**Given instruction:** Check each line of the entries below for the string "barbu"; copy every line where it appears.

:: Listed entries ::

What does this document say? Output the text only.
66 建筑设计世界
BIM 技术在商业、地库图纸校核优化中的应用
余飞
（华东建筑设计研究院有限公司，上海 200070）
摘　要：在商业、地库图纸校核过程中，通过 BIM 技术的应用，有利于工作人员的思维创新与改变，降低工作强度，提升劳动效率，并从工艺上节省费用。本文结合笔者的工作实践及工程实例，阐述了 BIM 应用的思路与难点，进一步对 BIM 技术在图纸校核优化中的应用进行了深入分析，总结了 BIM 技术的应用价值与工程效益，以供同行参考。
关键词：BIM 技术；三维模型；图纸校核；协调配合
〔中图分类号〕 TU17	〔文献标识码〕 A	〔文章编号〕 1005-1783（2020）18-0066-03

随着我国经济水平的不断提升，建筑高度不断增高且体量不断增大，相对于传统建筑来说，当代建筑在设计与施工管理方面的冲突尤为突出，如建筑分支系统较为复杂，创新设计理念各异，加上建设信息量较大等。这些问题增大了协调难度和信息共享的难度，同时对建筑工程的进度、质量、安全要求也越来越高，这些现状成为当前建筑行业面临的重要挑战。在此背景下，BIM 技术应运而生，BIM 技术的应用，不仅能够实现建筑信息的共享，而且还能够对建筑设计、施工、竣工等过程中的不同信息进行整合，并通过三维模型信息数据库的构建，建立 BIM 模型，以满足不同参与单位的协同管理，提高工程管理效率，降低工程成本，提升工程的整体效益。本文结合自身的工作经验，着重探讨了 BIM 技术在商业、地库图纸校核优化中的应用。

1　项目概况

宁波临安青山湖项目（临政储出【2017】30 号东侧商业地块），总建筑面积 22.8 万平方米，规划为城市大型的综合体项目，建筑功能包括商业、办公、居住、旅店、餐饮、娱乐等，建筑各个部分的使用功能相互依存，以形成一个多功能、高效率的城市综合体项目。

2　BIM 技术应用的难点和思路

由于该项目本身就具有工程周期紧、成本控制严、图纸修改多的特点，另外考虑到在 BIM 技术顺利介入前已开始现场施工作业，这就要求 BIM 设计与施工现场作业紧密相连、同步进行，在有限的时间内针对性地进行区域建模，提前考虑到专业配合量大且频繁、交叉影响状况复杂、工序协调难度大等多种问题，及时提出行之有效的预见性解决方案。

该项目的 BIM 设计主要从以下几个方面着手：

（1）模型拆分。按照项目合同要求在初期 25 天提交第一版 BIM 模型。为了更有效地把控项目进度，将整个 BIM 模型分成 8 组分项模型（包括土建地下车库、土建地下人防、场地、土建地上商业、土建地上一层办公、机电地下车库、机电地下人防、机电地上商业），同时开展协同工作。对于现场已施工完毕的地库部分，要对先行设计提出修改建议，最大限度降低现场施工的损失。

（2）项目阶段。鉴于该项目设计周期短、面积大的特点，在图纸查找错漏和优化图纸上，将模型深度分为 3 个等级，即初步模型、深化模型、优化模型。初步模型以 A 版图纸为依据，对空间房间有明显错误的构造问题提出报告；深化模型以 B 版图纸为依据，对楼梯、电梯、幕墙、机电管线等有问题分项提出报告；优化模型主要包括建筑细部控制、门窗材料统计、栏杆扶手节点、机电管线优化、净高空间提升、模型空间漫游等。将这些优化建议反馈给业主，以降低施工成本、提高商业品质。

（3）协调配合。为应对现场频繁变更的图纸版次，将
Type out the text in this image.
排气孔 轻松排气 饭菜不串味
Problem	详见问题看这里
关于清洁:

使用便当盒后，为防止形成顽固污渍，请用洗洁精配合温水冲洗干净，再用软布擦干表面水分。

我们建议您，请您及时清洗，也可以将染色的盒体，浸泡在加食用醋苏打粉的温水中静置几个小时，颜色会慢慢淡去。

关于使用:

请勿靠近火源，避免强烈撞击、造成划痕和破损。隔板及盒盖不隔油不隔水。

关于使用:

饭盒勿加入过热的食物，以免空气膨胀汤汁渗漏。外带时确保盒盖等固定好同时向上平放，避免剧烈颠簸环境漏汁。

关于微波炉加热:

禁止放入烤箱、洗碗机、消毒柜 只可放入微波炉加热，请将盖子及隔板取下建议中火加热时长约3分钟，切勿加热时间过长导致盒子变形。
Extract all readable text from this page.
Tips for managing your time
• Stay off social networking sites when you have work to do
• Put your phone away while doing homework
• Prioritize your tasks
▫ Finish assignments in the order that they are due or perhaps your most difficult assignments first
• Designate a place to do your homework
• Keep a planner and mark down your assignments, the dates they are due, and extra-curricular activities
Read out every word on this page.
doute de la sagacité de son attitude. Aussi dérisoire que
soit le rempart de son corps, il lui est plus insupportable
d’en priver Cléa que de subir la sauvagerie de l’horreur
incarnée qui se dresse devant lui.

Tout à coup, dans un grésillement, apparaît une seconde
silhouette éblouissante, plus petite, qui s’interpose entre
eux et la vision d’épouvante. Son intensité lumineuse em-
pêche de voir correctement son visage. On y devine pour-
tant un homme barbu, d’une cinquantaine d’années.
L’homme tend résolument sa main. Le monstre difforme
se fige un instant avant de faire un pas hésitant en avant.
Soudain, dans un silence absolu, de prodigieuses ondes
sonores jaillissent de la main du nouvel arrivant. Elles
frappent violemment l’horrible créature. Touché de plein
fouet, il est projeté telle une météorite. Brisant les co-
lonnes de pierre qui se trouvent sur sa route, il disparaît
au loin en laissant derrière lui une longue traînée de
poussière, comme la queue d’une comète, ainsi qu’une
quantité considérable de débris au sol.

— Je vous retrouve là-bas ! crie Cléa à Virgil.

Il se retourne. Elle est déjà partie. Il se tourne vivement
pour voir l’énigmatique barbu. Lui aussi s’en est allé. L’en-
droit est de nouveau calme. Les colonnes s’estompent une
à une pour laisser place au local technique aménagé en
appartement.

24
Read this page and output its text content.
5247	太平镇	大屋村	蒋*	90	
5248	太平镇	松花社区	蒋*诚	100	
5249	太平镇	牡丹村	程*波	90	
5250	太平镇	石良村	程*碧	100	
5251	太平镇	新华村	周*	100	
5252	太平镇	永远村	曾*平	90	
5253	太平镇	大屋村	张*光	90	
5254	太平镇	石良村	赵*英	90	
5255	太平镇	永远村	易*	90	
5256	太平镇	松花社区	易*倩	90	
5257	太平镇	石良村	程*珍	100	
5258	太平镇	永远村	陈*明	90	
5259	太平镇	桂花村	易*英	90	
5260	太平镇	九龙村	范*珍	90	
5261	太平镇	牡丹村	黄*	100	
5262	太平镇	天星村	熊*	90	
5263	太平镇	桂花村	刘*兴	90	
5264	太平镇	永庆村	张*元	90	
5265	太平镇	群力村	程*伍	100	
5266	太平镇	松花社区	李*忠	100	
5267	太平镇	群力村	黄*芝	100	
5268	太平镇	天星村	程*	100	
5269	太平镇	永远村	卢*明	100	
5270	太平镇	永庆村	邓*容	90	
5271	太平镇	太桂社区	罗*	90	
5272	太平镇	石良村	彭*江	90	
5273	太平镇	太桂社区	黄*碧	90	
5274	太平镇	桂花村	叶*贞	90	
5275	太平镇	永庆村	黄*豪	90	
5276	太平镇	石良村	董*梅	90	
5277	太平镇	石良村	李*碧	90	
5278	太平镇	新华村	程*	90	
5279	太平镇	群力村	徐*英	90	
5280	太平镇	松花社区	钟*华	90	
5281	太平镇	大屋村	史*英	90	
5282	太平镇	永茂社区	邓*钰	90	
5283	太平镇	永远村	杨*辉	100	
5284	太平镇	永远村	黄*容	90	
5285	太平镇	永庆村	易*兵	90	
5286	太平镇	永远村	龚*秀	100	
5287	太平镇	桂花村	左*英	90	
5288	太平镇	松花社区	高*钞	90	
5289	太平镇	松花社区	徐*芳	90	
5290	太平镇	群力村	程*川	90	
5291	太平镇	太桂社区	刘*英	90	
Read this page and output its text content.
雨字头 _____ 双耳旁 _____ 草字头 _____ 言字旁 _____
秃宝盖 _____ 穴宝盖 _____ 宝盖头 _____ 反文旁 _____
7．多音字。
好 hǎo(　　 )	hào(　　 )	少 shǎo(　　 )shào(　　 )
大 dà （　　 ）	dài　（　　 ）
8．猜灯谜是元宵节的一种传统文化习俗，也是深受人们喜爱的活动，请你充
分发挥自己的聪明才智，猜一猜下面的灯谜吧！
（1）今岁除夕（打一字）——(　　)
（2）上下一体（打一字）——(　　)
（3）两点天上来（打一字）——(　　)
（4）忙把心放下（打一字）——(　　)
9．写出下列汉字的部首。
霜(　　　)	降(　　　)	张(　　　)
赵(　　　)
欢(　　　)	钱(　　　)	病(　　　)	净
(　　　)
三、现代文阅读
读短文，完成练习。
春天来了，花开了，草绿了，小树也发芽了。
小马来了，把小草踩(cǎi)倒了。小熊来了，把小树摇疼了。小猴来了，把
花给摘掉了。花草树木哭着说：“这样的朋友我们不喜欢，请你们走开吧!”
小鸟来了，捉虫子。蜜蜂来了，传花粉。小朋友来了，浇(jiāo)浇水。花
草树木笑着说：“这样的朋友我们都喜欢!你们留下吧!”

:::

**Result for this exercise:**
tant un homme barbu, d’une cinquantaine d’années.
pour voir l’énigmatique barbu. Lui aussi s’en est allé. L’en-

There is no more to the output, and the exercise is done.